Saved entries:
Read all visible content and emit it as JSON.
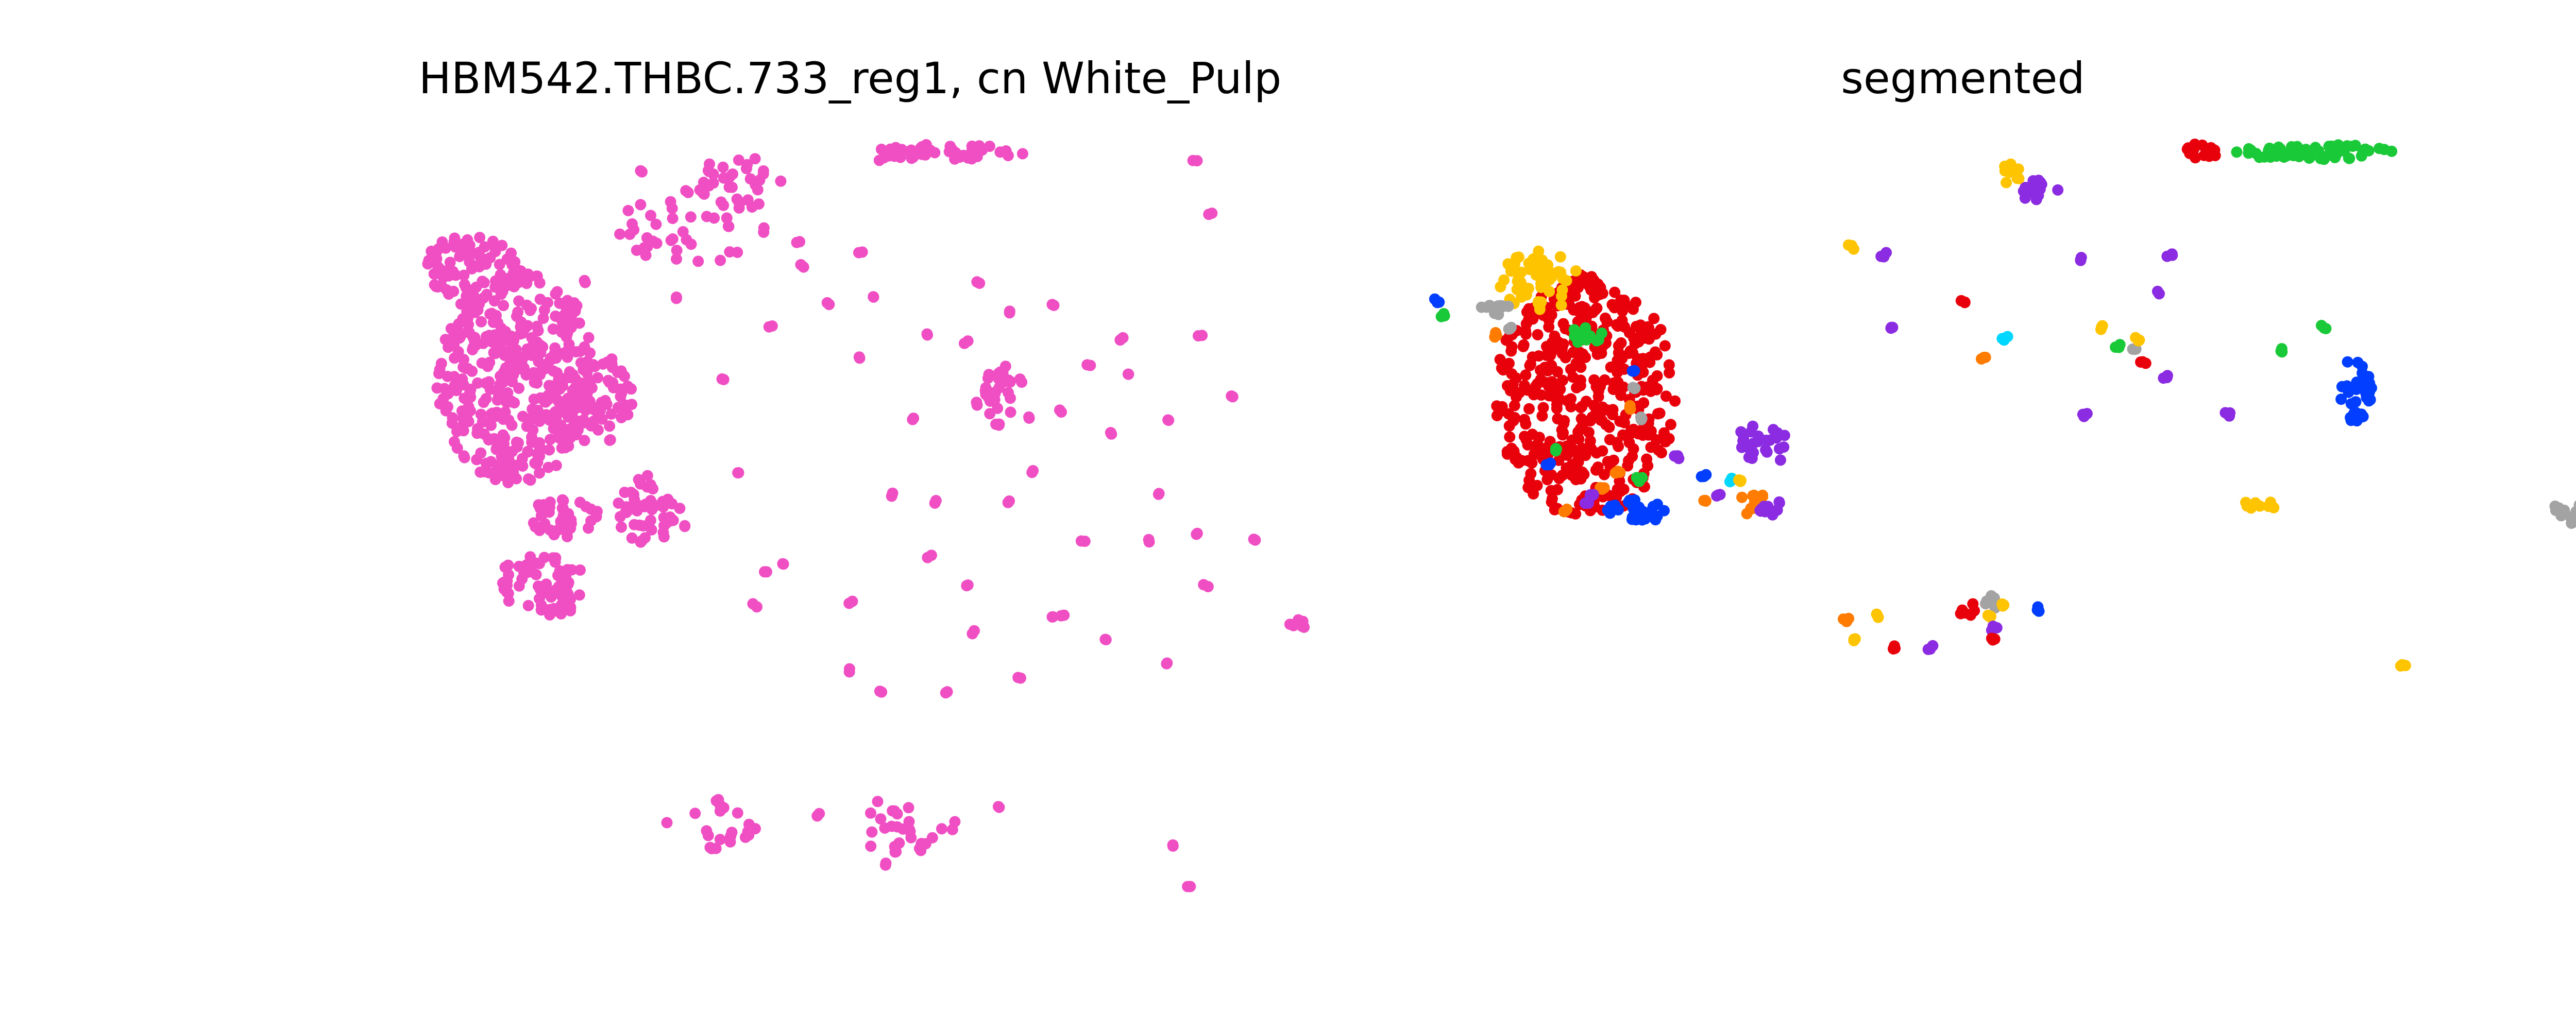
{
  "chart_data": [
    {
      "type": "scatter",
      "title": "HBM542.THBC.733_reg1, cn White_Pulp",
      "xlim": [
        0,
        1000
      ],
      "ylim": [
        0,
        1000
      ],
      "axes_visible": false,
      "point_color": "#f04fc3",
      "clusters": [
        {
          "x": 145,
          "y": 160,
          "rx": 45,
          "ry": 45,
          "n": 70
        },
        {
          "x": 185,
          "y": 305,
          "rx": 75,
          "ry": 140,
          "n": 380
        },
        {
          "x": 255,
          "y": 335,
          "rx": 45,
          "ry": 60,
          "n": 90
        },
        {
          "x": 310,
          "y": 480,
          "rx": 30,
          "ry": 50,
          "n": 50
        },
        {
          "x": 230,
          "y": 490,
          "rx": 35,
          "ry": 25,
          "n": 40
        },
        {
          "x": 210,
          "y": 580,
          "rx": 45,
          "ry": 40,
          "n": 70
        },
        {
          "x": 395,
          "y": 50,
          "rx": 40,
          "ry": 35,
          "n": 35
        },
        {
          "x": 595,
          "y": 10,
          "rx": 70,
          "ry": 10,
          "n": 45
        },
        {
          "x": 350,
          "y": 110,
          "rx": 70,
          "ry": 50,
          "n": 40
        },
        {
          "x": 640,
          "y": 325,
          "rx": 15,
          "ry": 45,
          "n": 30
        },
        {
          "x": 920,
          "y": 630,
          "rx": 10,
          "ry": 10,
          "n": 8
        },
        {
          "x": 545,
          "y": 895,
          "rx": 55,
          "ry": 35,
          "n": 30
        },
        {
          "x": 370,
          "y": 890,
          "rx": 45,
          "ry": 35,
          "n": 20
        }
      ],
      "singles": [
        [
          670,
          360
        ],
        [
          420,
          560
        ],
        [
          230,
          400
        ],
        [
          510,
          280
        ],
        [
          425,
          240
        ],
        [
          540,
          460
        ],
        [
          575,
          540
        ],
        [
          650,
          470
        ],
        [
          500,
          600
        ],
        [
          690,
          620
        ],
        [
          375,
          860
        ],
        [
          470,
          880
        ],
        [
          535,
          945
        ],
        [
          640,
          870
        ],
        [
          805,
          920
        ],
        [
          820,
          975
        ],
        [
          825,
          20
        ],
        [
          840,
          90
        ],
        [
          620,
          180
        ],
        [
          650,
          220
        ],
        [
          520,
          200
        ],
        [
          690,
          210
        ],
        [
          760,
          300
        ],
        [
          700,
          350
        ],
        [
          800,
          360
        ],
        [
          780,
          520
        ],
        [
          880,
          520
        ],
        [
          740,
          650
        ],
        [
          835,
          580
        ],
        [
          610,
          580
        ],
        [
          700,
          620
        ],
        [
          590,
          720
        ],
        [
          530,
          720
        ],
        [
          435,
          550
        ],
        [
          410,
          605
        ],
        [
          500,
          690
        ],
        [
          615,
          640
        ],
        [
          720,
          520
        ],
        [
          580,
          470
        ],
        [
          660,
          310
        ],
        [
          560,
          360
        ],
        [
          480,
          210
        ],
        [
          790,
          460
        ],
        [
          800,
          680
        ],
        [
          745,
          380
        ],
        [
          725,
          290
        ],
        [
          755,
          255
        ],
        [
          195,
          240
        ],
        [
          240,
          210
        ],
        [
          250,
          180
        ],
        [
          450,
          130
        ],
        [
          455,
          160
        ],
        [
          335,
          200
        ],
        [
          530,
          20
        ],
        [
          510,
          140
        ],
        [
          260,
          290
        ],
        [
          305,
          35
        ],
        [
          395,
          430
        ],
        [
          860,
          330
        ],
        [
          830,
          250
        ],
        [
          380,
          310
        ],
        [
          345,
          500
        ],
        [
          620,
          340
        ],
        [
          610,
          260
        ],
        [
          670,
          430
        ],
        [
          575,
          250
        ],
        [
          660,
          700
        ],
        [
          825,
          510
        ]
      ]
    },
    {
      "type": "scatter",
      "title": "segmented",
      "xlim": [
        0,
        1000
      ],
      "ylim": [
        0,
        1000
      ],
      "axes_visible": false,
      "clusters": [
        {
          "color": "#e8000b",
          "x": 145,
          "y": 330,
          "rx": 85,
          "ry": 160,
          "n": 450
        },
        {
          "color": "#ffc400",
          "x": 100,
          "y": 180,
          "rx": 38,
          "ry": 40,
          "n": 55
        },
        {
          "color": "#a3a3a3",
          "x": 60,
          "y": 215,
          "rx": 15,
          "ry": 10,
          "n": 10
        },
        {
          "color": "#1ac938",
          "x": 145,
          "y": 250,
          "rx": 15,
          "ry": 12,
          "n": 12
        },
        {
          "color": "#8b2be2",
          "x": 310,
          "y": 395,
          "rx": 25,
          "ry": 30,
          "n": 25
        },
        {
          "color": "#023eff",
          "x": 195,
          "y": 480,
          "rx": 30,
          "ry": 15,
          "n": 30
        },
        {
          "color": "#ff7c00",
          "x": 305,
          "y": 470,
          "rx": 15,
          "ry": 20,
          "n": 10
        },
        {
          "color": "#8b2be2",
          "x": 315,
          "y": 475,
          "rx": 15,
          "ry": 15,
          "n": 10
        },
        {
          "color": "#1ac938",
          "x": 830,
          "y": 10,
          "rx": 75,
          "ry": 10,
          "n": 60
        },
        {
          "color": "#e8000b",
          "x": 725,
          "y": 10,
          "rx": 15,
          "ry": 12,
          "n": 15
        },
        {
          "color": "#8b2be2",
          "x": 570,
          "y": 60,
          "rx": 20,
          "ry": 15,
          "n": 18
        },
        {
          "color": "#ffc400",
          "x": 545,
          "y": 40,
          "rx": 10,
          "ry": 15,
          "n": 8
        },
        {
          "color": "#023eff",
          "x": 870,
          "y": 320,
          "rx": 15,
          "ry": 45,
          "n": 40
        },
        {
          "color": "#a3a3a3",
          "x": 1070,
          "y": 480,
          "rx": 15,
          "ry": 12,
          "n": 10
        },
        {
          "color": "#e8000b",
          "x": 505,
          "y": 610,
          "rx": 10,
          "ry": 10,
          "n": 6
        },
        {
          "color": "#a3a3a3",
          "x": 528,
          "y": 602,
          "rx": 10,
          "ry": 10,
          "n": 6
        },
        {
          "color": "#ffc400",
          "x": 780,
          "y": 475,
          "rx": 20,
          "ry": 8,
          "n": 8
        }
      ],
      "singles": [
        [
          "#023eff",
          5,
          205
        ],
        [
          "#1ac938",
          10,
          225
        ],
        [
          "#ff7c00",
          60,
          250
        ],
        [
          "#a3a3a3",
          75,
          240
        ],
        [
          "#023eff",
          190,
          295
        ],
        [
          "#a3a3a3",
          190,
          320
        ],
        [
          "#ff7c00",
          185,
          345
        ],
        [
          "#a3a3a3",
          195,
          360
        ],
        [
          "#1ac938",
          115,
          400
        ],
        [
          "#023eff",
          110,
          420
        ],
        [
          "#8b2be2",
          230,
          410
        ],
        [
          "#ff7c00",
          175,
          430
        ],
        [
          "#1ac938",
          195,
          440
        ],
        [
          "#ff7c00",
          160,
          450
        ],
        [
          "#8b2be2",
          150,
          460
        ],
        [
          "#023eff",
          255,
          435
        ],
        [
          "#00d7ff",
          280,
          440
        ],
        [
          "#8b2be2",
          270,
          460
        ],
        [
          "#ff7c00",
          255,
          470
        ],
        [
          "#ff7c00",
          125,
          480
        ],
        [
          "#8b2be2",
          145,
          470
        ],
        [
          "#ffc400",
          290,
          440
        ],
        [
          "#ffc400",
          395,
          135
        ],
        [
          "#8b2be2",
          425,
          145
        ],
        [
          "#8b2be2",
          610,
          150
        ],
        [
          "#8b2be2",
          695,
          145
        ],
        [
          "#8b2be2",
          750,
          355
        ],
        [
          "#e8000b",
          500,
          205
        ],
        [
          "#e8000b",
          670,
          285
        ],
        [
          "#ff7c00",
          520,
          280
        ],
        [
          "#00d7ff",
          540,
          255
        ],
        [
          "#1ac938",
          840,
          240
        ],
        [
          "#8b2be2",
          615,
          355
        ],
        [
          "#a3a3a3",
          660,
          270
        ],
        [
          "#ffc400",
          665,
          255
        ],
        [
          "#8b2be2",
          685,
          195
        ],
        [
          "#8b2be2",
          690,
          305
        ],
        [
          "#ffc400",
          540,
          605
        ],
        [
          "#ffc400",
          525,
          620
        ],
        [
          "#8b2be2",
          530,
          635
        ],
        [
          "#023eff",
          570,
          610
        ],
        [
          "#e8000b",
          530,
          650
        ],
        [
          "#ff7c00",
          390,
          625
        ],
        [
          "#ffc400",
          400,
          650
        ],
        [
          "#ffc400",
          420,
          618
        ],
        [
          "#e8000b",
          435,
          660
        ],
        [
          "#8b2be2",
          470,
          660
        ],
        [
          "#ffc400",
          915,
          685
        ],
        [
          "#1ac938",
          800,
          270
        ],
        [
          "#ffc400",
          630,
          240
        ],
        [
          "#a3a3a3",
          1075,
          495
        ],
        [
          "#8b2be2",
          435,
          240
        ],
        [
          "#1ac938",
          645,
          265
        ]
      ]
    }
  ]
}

* * *

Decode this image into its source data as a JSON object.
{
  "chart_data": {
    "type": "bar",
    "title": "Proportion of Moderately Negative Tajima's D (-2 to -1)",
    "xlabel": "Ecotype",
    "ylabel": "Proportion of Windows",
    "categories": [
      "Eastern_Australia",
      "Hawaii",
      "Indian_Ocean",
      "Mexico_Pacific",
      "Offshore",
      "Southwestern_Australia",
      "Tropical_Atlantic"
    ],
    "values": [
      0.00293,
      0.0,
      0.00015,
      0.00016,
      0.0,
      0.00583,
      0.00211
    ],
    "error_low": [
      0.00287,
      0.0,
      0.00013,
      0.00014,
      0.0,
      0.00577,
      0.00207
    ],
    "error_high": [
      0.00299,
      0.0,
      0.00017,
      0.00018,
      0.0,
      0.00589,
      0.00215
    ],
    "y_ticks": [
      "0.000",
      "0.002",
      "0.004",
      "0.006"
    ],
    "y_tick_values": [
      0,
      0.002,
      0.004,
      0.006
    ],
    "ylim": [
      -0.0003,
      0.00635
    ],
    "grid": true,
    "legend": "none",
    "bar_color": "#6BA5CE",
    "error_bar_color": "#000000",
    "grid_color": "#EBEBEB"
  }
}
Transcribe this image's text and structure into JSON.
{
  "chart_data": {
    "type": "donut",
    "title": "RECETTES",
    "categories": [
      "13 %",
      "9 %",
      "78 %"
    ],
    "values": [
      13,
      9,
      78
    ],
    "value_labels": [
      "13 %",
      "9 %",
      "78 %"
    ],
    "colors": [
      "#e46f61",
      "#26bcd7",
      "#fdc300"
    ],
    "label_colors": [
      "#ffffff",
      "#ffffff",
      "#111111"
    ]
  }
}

...

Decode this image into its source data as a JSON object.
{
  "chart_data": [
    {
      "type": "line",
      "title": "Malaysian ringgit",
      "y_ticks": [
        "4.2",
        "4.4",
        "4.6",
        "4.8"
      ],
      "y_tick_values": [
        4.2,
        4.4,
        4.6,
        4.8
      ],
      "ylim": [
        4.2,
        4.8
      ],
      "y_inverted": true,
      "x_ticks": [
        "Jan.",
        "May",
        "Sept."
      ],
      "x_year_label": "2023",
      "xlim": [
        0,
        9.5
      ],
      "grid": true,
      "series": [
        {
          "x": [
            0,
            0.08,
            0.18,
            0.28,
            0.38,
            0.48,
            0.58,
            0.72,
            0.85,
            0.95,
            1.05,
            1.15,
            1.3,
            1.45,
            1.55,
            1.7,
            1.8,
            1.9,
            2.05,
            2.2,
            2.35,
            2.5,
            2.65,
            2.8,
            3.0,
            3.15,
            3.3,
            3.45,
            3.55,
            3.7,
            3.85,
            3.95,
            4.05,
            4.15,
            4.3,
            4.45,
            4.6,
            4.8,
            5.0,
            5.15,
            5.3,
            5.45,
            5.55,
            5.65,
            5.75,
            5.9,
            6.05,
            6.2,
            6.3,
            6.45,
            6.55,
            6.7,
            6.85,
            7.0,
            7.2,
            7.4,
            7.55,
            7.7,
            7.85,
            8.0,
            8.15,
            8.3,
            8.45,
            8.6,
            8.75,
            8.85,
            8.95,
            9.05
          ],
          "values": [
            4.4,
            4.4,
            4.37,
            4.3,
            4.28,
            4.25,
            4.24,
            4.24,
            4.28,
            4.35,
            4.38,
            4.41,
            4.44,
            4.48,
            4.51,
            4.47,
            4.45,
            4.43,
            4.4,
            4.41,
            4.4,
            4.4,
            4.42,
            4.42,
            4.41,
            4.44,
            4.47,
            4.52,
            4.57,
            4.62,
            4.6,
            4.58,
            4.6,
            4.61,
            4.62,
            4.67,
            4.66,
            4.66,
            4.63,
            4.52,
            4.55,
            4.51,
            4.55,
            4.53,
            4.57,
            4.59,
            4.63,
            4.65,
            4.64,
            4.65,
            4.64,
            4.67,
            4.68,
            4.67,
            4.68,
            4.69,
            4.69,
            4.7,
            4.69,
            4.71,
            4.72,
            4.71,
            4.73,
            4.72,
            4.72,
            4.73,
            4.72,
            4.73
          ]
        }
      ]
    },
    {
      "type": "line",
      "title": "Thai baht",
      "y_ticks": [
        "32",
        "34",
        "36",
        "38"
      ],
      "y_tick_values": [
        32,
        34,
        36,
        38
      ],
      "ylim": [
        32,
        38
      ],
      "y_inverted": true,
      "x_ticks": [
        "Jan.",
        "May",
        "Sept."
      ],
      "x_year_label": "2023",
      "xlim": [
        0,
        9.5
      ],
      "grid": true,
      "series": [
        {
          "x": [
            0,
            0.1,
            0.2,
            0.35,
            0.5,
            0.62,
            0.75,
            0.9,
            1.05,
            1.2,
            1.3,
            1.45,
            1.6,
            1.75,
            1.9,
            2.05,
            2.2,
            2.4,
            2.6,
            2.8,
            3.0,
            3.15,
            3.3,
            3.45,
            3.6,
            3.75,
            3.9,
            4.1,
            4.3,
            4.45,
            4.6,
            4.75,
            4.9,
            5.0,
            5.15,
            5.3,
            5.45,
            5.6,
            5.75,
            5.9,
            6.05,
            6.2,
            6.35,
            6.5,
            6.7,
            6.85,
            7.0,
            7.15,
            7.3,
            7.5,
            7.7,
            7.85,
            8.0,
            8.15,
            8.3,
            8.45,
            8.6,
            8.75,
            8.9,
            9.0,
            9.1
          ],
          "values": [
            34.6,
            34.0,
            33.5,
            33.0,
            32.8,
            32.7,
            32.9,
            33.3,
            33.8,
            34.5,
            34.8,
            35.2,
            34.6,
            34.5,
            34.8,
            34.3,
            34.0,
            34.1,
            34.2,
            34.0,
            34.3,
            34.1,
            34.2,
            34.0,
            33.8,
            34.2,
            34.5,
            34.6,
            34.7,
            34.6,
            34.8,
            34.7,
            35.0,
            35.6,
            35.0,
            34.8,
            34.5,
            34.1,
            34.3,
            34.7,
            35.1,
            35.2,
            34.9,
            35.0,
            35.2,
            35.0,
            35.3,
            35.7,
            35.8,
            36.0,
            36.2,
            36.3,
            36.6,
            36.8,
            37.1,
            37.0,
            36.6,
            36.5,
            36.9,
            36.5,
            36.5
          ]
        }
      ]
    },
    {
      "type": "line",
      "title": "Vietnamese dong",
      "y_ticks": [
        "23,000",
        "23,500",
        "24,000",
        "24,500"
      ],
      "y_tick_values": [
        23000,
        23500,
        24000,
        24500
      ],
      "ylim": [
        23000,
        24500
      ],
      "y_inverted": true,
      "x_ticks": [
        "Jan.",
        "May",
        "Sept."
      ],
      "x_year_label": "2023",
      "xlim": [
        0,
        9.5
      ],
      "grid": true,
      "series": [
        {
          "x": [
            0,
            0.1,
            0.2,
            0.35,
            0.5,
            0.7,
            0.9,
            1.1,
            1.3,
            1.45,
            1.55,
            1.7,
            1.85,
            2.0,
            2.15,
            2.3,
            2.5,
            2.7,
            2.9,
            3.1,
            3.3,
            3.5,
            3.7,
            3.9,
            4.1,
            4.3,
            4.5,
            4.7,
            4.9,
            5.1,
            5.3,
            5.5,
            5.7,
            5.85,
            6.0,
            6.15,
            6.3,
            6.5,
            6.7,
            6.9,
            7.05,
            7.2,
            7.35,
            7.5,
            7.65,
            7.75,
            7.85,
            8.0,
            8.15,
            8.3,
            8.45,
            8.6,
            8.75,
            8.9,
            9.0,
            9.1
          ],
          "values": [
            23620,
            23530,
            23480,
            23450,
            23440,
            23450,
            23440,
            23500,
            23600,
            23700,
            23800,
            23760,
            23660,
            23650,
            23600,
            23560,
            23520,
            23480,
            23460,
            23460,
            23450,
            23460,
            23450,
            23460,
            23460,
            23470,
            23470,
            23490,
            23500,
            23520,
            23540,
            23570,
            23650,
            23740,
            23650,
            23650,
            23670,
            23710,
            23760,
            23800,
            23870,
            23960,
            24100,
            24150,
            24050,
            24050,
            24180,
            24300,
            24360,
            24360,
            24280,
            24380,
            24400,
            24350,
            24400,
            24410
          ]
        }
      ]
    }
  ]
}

(TASK OBJECTIVE)
In the entries above, find each line with the string "Proportion" and copy it.

(TASK SOLUTION)
    "title": "Proportion of Moderately Negative Tajima's D (-2 to -1)",
    "ylabel": "Proportion of Windows",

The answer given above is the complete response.